Your task is to repeat the entries word for word while leaving out the pictures.

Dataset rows
-- Begin --

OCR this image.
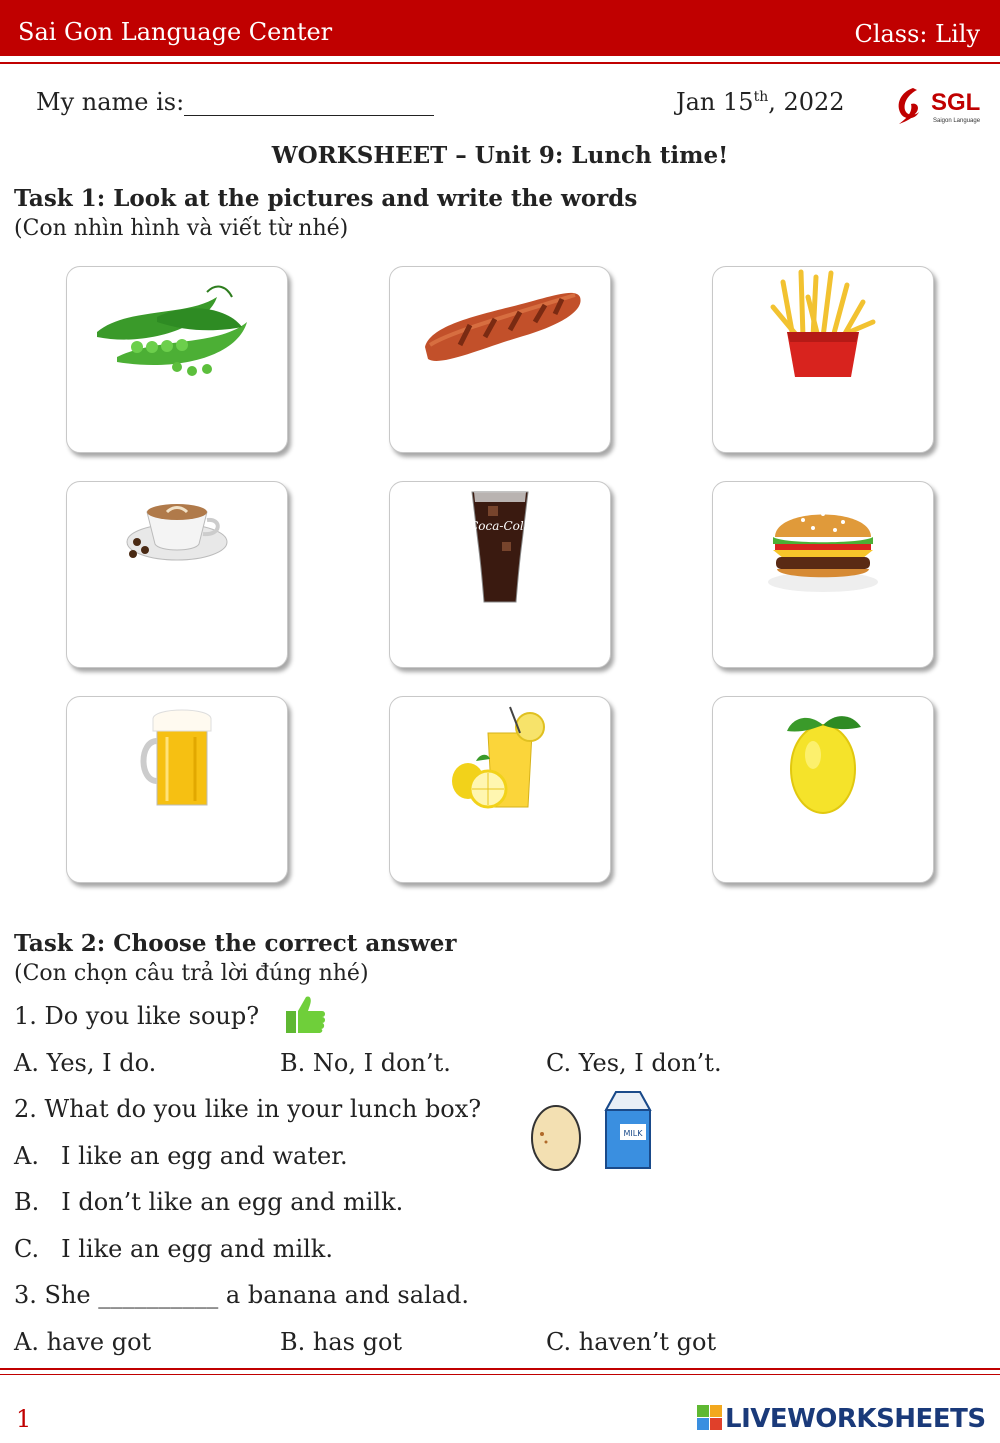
Sai Gon Language Center	Class: Lily
My name is:	Jan 15th, 2022	SGL
Saigon Language
WORKSHEET – Unit 9: Lunch time!
Task 1: Look at the pictures and write the words
(Con nhìn hình và viết từ nhé)
Coca-Cola
Task 2: Choose the correct answer
(Con chọn câu trả lời đúng nhé)
1. Do you like soup?
A. Yes, I do.	B. No, I don’t.	C. Yes, I don’t.
2. What do you like in your lunch box?
MILK
A. I like an egg and water.
B. I don’t like an egg and milk.
C. I like an egg and milk.
3. She __________ a banana and salad.
A. have got	B. has got	C. haven’t got
1	LIVEWORKSHEETS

-- End --

■ FULL ANSWER ■
OCR this image.
Sai Gon Language Center	Class: Lily
My name is:	Jan 15th, 2022	SGL
Saigon Language
WORKSHEET – Unit 9: Lunch time!
Task 1: Look at the pictures and write the words
(Con nhìn hình và viết từ nhé)
Coca-Cola
Task 2: Choose the correct answer
(Con chọn câu trả lời đúng nhé)
1. Do you like soup?
A. Yes, I do.	B. No, I don’t.	C. Yes, I don’t.
2. What do you like in your lunch box?
MILK
A. I like an egg and water.
B. I don’t like an egg and milk.
C. I like an egg and milk.
3. She __________ a banana and salad.
A. have got	B. has got	C. haven’t got
1	LIVEWORKSHEETS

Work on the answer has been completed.